What to do »
Examine the entries and show every line in which the word "label" is found.

Raw data »
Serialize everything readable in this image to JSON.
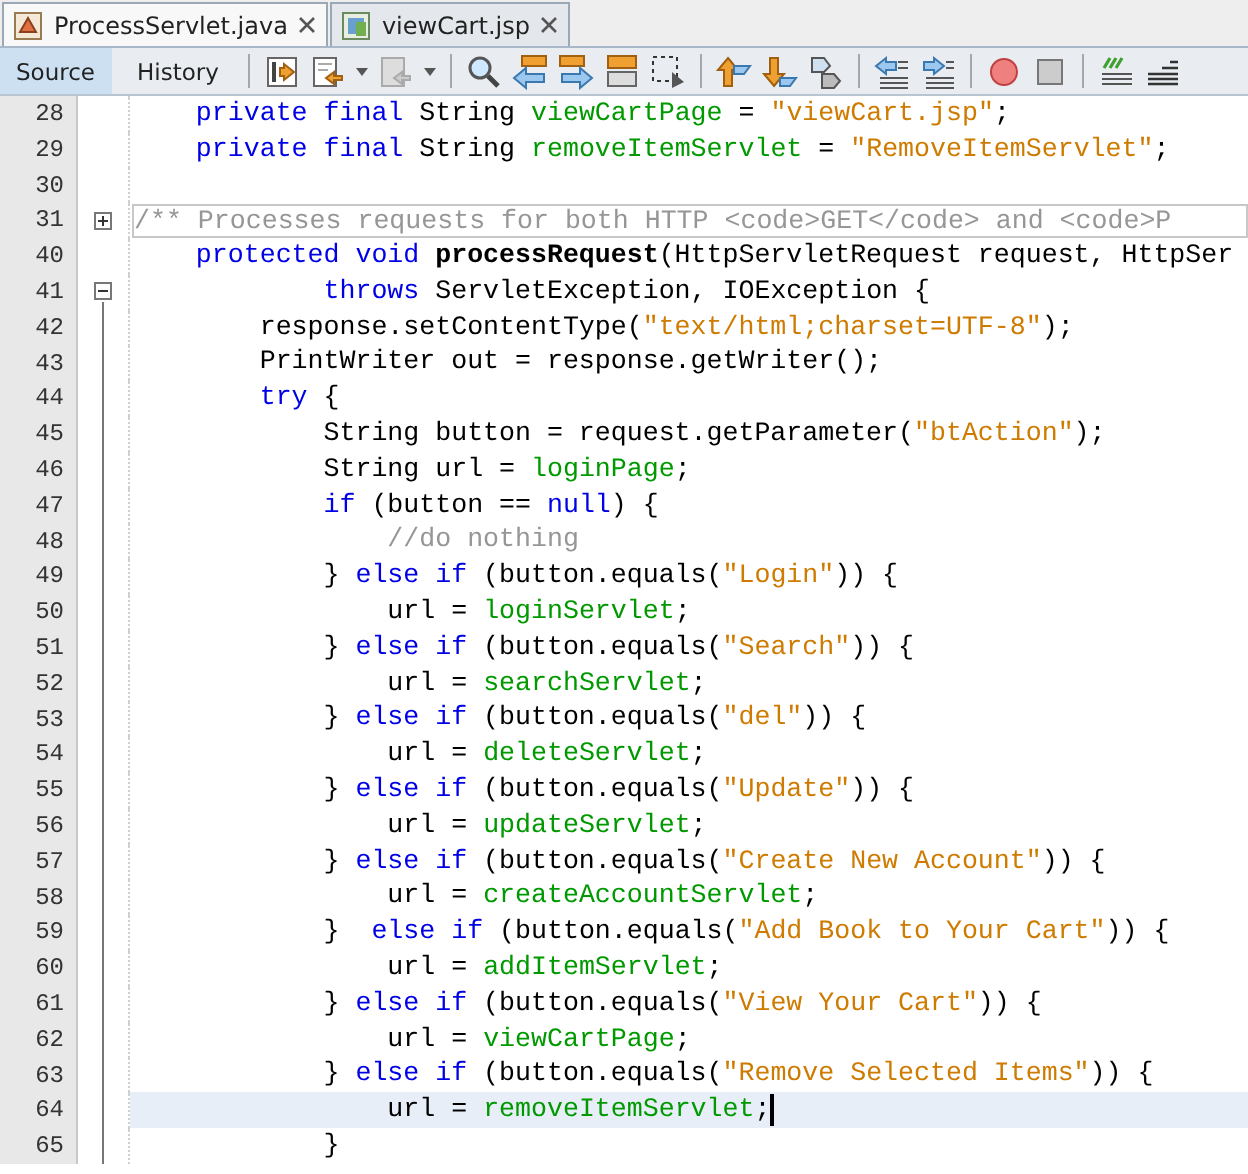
{
  "tabs": [
    {
      "label": "ProcessServlet.java",
      "selected": true,
      "kind": "java"
    },
    {
      "label": "viewCart.jsp",
      "selected": false,
      "kind": "jsp"
    }
  ],
  "view_buttons": [
    {
      "label": "Source",
      "selected": true
    },
    {
      "label": "History",
      "selected": false
    }
  ],
  "lines": [
    {
      "number": "28",
      "kind": "plain",
      "current": false,
      "tokens": [
        {
          "kind": "keyword",
          "text": "    private final"
        },
        {
          "kind": "plain",
          "text": " String "
        },
        {
          "kind": "field",
          "text": "viewCartPage"
        },
        {
          "kind": "plain",
          "text": " = "
        },
        {
          "kind": "string",
          "text": "\"viewCart.jsp\""
        },
        {
          "kind": "plain",
          "text": ";"
        }
      ]
    },
    {
      "number": "29",
      "kind": "plain",
      "current": false,
      "tokens": [
        {
          "kind": "keyword",
          "text": "    private final"
        },
        {
          "kind": "plain",
          "text": " String "
        },
        {
          "kind": "field",
          "text": "removeItemServlet"
        },
        {
          "kind": "plain",
          "text": " = "
        },
        {
          "kind": "string",
          "text": "\"RemoveItemServlet\""
        },
        {
          "kind": "plain",
          "text": ";"
        }
      ]
    },
    {
      "number": "30",
      "kind": "plain",
      "current": false
    },
    {
      "number": "31",
      "kind": "collapsed",
      "current": false,
      "tokens": [
        {
          "kind": "folded",
          "text": "    /** Processes requests for both HTTP <code>GET</code> and <code>P"
        }
      ]
    },
    {
      "number": "40",
      "kind": "plain",
      "current": false,
      "tokens": [
        {
          "kind": "keyword",
          "text": "    protected void "
        },
        {
          "kind": "method",
          "text": "processRequest"
        },
        {
          "kind": "plain",
          "text": "(HttpServletRequest request, HttpSer"
        }
      ]
    },
    {
      "number": "41",
      "kind": "expanded",
      "current": false,
      "tokens": [
        {
          "kind": "keyword",
          "text": "            throws"
        },
        {
          "kind": "plain",
          "text": " ServletException, IOException {"
        }
      ]
    },
    {
      "number": "42",
      "kind": "inside",
      "current": false,
      "tokens": [
        {
          "kind": "plain",
          "text": "        response.setContentType("
        },
        {
          "kind": "string",
          "text": "\"text/html;charset=UTF-8\""
        },
        {
          "kind": "plain",
          "text": ");"
        }
      ]
    },
    {
      "number": "43",
      "kind": "inside",
      "current": false,
      "tokens": [
        {
          "kind": "plain",
          "text": "        PrintWriter out = response.getWriter();"
        }
      ]
    },
    {
      "number": "44",
      "kind": "inside",
      "current": false,
      "tokens": [
        {
          "kind": "keyword",
          "text": "        try"
        },
        {
          "kind": "plain",
          "text": " {"
        }
      ]
    },
    {
      "number": "45",
      "kind": "inside",
      "current": false,
      "tokens": [
        {
          "kind": "plain",
          "text": "            String button = request.getParameter("
        },
        {
          "kind": "string",
          "text": "\"btAction\""
        },
        {
          "kind": "plain",
          "text": ");"
        }
      ]
    },
    {
      "number": "46",
      "kind": "inside",
      "current": false,
      "tokens": [
        {
          "kind": "plain",
          "text": "            String url = "
        },
        {
          "kind": "field",
          "text": "loginPage"
        },
        {
          "kind": "plain",
          "text": ";"
        }
      ]
    },
    {
      "number": "47",
      "kind": "inside",
      "current": false,
      "tokens": [
        {
          "kind": "keyword",
          "text": "            if"
        },
        {
          "kind": "plain",
          "text": " (button == "
        },
        {
          "kind": "keyword",
          "text": "null"
        },
        {
          "kind": "plain",
          "text": ") {"
        }
      ]
    },
    {
      "number": "48",
      "kind": "inside",
      "current": false,
      "tokens": [
        {
          "kind": "comment",
          "text": "                //do nothing"
        }
      ]
    },
    {
      "number": "49",
      "kind": "inside",
      "current": false,
      "tokens": [
        {
          "kind": "plain",
          "text": "            } "
        },
        {
          "kind": "keyword",
          "text": "else if"
        },
        {
          "kind": "plain",
          "text": " (button.equals("
        },
        {
          "kind": "string",
          "text": "\"Login\""
        },
        {
          "kind": "plain",
          "text": ")) {"
        }
      ]
    },
    {
      "number": "50",
      "kind": "inside",
      "current": false,
      "tokens": [
        {
          "kind": "plain",
          "text": "                url = "
        },
        {
          "kind": "field",
          "text": "loginServlet"
        },
        {
          "kind": "plain",
          "text": ";"
        }
      ]
    },
    {
      "number": "51",
      "kind": "inside",
      "current": false,
      "tokens": [
        {
          "kind": "plain",
          "text": "            } "
        },
        {
          "kind": "keyword",
          "text": "else if"
        },
        {
          "kind": "plain",
          "text": " (button.equals("
        },
        {
          "kind": "string",
          "text": "\"Search\""
        },
        {
          "kind": "plain",
          "text": ")) {"
        }
      ]
    },
    {
      "number": "52",
      "kind": "inside",
      "current": false,
      "tokens": [
        {
          "kind": "plain",
          "text": "                url = "
        },
        {
          "kind": "field",
          "text": "searchServlet"
        },
        {
          "kind": "plain",
          "text": ";"
        }
      ]
    },
    {
      "number": "53",
      "kind": "inside",
      "current": false,
      "tokens": [
        {
          "kind": "plain",
          "text": "            } "
        },
        {
          "kind": "keyword",
          "text": "else if"
        },
        {
          "kind": "plain",
          "text": " (button.equals("
        },
        {
          "kind": "string",
          "text": "\"del\""
        },
        {
          "kind": "plain",
          "text": ")) {"
        }
      ]
    },
    {
      "number": "54",
      "kind": "inside",
      "current": false,
      "tokens": [
        {
          "kind": "plain",
          "text": "                url = "
        },
        {
          "kind": "field",
          "text": "deleteServlet"
        },
        {
          "kind": "plain",
          "text": ";"
        }
      ]
    },
    {
      "number": "55",
      "kind": "inside",
      "current": false,
      "tokens": [
        {
          "kind": "plain",
          "text": "            } "
        },
        {
          "kind": "keyword",
          "text": "else if"
        },
        {
          "kind": "plain",
          "text": " (button.equals("
        },
        {
          "kind": "string",
          "text": "\"Update\""
        },
        {
          "kind": "plain",
          "text": ")) {"
        }
      ]
    },
    {
      "number": "56",
      "kind": "inside",
      "current": false,
      "tokens": [
        {
          "kind": "plain",
          "text": "                url = "
        },
        {
          "kind": "field",
          "text": "updateServlet"
        },
        {
          "kind": "plain",
          "text": ";"
        }
      ]
    },
    {
      "number": "57",
      "kind": "inside",
      "current": false,
      "tokens": [
        {
          "kind": "plain",
          "text": "            } "
        },
        {
          "kind": "keyword",
          "text": "else if"
        },
        {
          "kind": "plain",
          "text": " (button.equals("
        },
        {
          "kind": "string",
          "text": "\"Create New Account\""
        },
        {
          "kind": "plain",
          "text": ")) {"
        }
      ]
    },
    {
      "number": "58",
      "kind": "inside",
      "current": false,
      "tokens": [
        {
          "kind": "plain",
          "text": "                url = "
        },
        {
          "kind": "field",
          "text": "createAccountServlet"
        },
        {
          "kind": "plain",
          "text": ";"
        }
      ]
    },
    {
      "number": "59",
      "kind": "inside",
      "current": false,
      "tokens": [
        {
          "kind": "plain",
          "text": "            }  "
        },
        {
          "kind": "keyword",
          "text": "else if"
        },
        {
          "kind": "plain",
          "text": " (button.equals("
        },
        {
          "kind": "string",
          "text": "\"Add Book to Your Cart\""
        },
        {
          "kind": "plain",
          "text": ")) {"
        }
      ]
    },
    {
      "number": "60",
      "kind": "inside",
      "current": false,
      "tokens": [
        {
          "kind": "plain",
          "text": "                url = "
        },
        {
          "kind": "field",
          "text": "addItemServlet"
        },
        {
          "kind": "plain",
          "text": ";"
        }
      ]
    },
    {
      "number": "61",
      "kind": "inside",
      "current": false,
      "tokens": [
        {
          "kind": "plain",
          "text": "            } "
        },
        {
          "kind": "keyword",
          "text": "else if"
        },
        {
          "kind": "plain",
          "text": " (button.equals("
        },
        {
          "kind": "string",
          "text": "\"View Your Cart\""
        },
        {
          "kind": "plain",
          "text": ")) {"
        }
      ]
    },
    {
      "number": "62",
      "kind": "inside",
      "current": false,
      "tokens": [
        {
          "kind": "plain",
          "text": "                url = "
        },
        {
          "kind": "field",
          "text": "viewCartPage"
        },
        {
          "kind": "plain",
          "text": ";"
        }
      ]
    },
    {
      "number": "63",
      "kind": "inside",
      "current": false,
      "tokens": [
        {
          "kind": "plain",
          "text": "            } "
        },
        {
          "kind": "keyword",
          "text": "else if"
        },
        {
          "kind": "plain",
          "text": " (button.equals("
        },
        {
          "kind": "string",
          "text": "\"Remove Selected Items\""
        },
        {
          "kind": "plain",
          "text": ")) {"
        }
      ]
    },
    {
      "number": "64",
      "kind": "inside",
      "current": true,
      "tokens": [
        {
          "kind": "plain",
          "text": "                url = "
        },
        {
          "kind": "field",
          "text": "removeItemServlet"
        },
        {
          "kind": "plain",
          "text": ";"
        }
      ]
    },
    {
      "number": "65",
      "kind": "inside",
      "current": false,
      "tokens": [
        {
          "kind": "plain",
          "text": "            }"
        }
      ]
    }
  ]
}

Right answer »
      "label": "ProcessServlet.java",
      "label": "viewCart.jsp",
      "label": "Source",
      "label": "History",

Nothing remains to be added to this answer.